[DATA PROVIDED]:
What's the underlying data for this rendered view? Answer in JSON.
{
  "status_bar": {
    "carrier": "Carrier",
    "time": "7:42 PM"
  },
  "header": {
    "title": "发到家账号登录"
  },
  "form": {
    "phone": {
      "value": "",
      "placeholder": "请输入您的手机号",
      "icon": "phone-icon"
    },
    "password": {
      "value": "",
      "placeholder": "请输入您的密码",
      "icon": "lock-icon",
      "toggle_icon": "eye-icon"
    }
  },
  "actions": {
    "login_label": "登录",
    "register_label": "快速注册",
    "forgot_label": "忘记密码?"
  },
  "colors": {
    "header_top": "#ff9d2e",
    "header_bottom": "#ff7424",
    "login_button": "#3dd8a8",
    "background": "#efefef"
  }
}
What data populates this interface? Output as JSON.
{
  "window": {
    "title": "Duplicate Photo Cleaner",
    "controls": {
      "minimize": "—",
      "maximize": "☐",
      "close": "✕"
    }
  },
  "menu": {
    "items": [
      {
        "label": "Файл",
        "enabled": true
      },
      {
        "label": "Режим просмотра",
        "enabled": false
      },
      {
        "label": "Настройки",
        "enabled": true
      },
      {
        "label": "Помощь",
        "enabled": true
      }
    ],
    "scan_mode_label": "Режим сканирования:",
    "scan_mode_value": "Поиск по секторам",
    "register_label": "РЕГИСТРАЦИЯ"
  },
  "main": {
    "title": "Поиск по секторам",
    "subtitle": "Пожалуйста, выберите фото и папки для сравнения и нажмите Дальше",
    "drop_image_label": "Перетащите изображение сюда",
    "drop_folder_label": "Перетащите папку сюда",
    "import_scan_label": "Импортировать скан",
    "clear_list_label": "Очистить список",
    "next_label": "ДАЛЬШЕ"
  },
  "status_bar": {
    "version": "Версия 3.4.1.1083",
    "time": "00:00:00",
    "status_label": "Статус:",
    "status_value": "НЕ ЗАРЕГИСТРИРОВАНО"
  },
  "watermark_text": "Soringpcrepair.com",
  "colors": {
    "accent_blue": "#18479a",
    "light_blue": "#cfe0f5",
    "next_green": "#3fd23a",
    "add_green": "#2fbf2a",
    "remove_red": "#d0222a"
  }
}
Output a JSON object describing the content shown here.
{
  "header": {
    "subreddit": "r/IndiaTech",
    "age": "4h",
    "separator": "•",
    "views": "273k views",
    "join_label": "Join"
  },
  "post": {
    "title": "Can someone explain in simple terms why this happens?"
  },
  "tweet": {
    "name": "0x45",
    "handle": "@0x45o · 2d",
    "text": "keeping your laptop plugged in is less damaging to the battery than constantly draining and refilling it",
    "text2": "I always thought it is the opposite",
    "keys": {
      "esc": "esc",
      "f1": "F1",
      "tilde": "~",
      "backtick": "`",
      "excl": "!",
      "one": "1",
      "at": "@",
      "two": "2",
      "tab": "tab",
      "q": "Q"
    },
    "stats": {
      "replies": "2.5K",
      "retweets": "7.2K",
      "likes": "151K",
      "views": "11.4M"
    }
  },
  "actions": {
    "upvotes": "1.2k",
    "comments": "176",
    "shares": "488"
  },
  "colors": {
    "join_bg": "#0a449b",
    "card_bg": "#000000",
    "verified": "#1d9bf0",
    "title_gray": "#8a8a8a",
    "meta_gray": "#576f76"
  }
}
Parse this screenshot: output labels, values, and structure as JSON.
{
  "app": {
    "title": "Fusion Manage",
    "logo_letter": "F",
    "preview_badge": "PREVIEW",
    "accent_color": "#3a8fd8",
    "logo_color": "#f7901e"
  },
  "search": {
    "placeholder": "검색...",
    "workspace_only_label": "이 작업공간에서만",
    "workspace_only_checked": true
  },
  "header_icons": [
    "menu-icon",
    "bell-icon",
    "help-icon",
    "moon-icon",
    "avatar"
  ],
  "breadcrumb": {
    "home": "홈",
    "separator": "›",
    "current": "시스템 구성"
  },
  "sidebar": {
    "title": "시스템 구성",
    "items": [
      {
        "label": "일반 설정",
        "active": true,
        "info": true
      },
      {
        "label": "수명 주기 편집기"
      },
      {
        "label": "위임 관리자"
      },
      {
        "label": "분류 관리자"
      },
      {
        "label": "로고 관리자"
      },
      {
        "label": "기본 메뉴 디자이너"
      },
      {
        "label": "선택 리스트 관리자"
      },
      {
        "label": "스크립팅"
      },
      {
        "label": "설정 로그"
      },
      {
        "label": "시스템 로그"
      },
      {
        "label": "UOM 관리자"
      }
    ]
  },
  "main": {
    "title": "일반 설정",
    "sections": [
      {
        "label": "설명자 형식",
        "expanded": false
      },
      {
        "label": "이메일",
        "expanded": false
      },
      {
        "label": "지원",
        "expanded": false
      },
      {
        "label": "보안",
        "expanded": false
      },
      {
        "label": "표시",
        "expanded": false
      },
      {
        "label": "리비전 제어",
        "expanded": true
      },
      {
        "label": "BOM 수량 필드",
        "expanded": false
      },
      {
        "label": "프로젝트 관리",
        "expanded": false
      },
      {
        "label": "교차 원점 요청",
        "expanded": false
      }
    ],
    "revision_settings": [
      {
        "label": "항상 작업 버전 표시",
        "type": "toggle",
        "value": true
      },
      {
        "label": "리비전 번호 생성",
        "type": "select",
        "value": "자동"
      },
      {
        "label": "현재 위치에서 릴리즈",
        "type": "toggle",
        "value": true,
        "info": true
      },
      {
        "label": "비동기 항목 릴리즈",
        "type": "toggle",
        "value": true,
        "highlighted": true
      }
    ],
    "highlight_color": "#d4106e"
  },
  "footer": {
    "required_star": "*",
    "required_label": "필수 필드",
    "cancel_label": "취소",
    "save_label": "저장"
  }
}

[EXERCISE TASK]:
The records above should be restated word for word, please.

[ANSWER]:
What's the underlying data for this rendered view? Answer in JSON.
{
  "status_bar": {
    "carrier": "Carrier",
    "time": "7:42 PM"
  },
  "header": {
    "title": "发到家账号登录"
  },
  "form": {
    "phone": {
      "value": "",
      "placeholder": "请输入您的手机号",
      "icon": "phone-icon"
    },
    "password": {
      "value": "",
      "placeholder": "请输入您的密码",
      "icon": "lock-icon",
      "toggle_icon": "eye-icon"
    }
  },
  "actions": {
    "login_label": "登录",
    "register_label": "快速注册",
    "forgot_label": "忘记密码?"
  },
  "colors": {
    "header_top": "#ff9d2e",
    "header_bottom": "#ff7424",
    "login_button": "#3dd8a8",
    "background": "#efefef"
  }
}
What data populates this interface? Output as JSON.
{
  "window": {
    "title": "Duplicate Photo Cleaner",
    "controls": {
      "minimize": "—",
      "maximize": "☐",
      "close": "✕"
    }
  },
  "menu": {
    "items": [
      {
        "label": "Файл",
        "enabled": true
      },
      {
        "label": "Режим просмотра",
        "enabled": false
      },
      {
        "label": "Настройки",
        "enabled": true
      },
      {
        "label": "Помощь",
        "enabled": true
      }
    ],
    "scan_mode_label": "Режим сканирования:",
    "scan_mode_value": "Поиск по секторам",
    "register_label": "РЕГИСТРАЦИЯ"
  },
  "main": {
    "title": "Поиск по секторам",
    "subtitle": "Пожалуйста, выберите фото и папки для сравнения и нажмите Дальше",
    "drop_image_label": "Перетащите изображение сюда",
    "drop_folder_label": "Перетащите папку сюда",
    "import_scan_label": "Импортировать скан",
    "clear_list_label": "Очистить список",
    "next_label": "ДАЛЬШЕ"
  },
  "status_bar": {
    "version": "Версия 3.4.1.1083",
    "time": "00:00:00",
    "status_label": "Статус:",
    "status_value": "НЕ ЗАРЕГИСТРИРОВАНО"
  },
  "watermark_text": "Soringpcrepair.com",
  "colors": {
    "accent_blue": "#18479a",
    "light_blue": "#cfe0f5",
    "next_green": "#3fd23a",
    "add_green": "#2fbf2a",
    "remove_red": "#d0222a"
  }
}
Output a JSON object describing the content shown here.
{
  "header": {
    "subreddit": "r/IndiaTech",
    "age": "4h",
    "separator": "•",
    "views": "273k views",
    "join_label": "Join"
  },
  "post": {
    "title": "Can someone explain in simple terms why this happens?"
  },
  "tweet": {
    "name": "0x45",
    "handle": "@0x45o · 2d",
    "text": "keeping your laptop plugged in is less damaging to the battery than constantly draining and refilling it",
    "text2": "I always thought it is the opposite",
    "keys": {
      "esc": "esc",
      "f1": "F1",
      "tilde": "~",
      "backtick": "`",
      "excl": "!",
      "one": "1",
      "at": "@",
      "two": "2",
      "tab": "tab",
      "q": "Q"
    },
    "stats": {
      "replies": "2.5K",
      "retweets": "7.2K",
      "likes": "151K",
      "views": "11.4M"
    }
  },
  "actions": {
    "upvotes": "1.2k",
    "comments": "176",
    "shares": "488"
  },
  "colors": {
    "join_bg": "#0a449b",
    "card_bg": "#000000",
    "verified": "#1d9bf0",
    "title_gray": "#8a8a8a",
    "meta_gray": "#576f76"
  }
}
Parse this screenshot: output labels, values, and structure as JSON.
{
  "app": {
    "title": "Fusion Manage",
    "logo_letter": "F",
    "preview_badge": "PREVIEW",
    "accent_color": "#3a8fd8",
    "logo_color": "#f7901e"
  },
  "search": {
    "placeholder": "검색...",
    "workspace_only_label": "이 작업공간에서만",
    "workspace_only_checked": true
  },
  "header_icons": [
    "menu-icon",
    "bell-icon",
    "help-icon",
    "moon-icon",
    "avatar"
  ],
  "breadcrumb": {
    "home": "홈",
    "separator": "›",
    "current": "시스템 구성"
  },
  "sidebar": {
    "title": "시스템 구성",
    "items": [
      {
        "label": "일반 설정",
        "active": true,
        "info": true
      },
      {
        "label": "수명 주기 편집기"
      },
      {
        "label": "위임 관리자"
      },
      {
        "label": "분류 관리자"
      },
      {
        "label": "로고 관리자"
      },
      {
        "label": "기본 메뉴 디자이너"
      },
      {
        "label": "선택 리스트 관리자"
      },
      {
        "label": "스크립팅"
      },
      {
        "label": "설정 로그"
      },
      {
        "label": "시스템 로그"
      },
      {
        "label": "UOM 관리자"
      }
    ]
  },
  "main": {
    "title": "일반 설정",
    "sections": [
      {
        "label": "설명자 형식",
        "expanded": false
      },
      {
        "label": "이메일",
        "expanded": false
      },
      {
        "label": "지원",
        "expanded": false
      },
      {
        "label": "보안",
        "expanded": false
      },
      {
        "label": "표시",
        "expanded": false
      },
      {
        "label": "리비전 제어",
        "expanded": true
      },
      {
        "label": "BOM 수량 필드",
        "expanded": false
      },
      {
        "label": "프로젝트 관리",
        "expanded": false
      },
      {
        "label": "교차 원점 요청",
        "expanded": false
      }
    ],
    "revision_settings": [
      {
        "label": "항상 작업 버전 표시",
        "type": "toggle",
        "value": true
      },
      {
        "label": "리비전 번호 생성",
        "type": "select",
        "value": "자동"
      },
      {
        "label": "현재 위치에서 릴리즈",
        "type": "toggle",
        "value": true,
        "info": true
      },
      {
        "label": "비동기 항목 릴리즈",
        "type": "toggle",
        "value": true,
        "highlighted": true
      }
    ],
    "highlight_color": "#d4106e"
  },
  "footer": {
    "required_star": "*",
    "required_label": "필수 필드",
    "cancel_label": "취소",
    "save_label": "저장"
  }
}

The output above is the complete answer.